**Job:**
Write out the entries below once more, exactly, with the pictures left out.

Recorded data:

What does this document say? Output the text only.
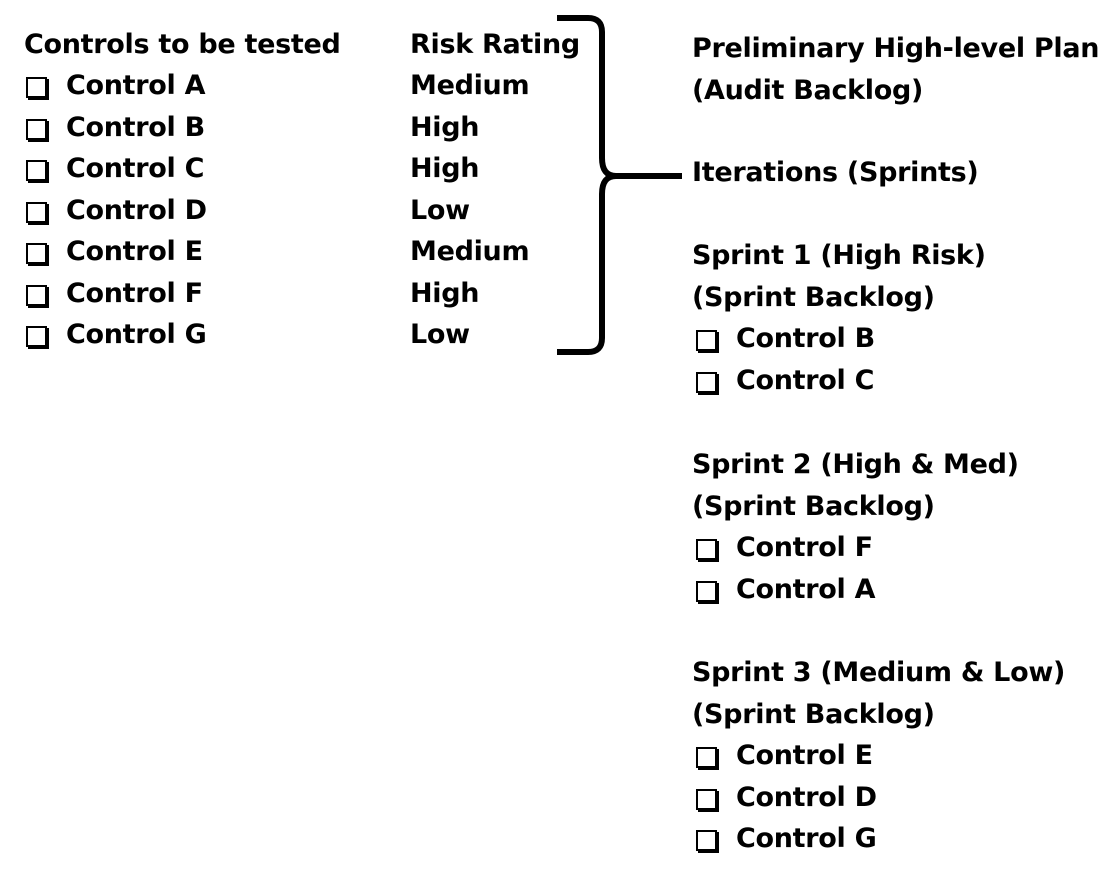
Controls to be tested
Control A
Control B
Control C
Control D
Control E
Control F
Control G
Risk Rating
Medium
High
High
Low
Medium
High
Low
Preliminary High-level Plan
(Audit Backlog)
Iterations (Sprints)
Sprint 1 (High Risk)
(Sprint Backlog)
Control B
Control C
Sprint 2 (High & Med)
(Sprint Backlog)
Control F
Control A
Sprint 3 (Medium & Low)
(Sprint Backlog)
Control E
Control D
Control G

**Result of this task:**
What does this document say? Output the text only.
Controls to be tested
Control A
Control B
Control C
Control D
Control E
Control F
Control G
Risk Rating
Medium
High
High
Low
Medium
High
Low
Preliminary High-level Plan
(Audit Backlog)
Iterations (Sprints)
Sprint 1 (High Risk)
(Sprint Backlog)
Control B
Control C
Sprint 2 (High & Med)
(Sprint Backlog)
Control F
Control A
Sprint 3 (Medium & Low)
(Sprint Backlog)
Control E
Control D
Control G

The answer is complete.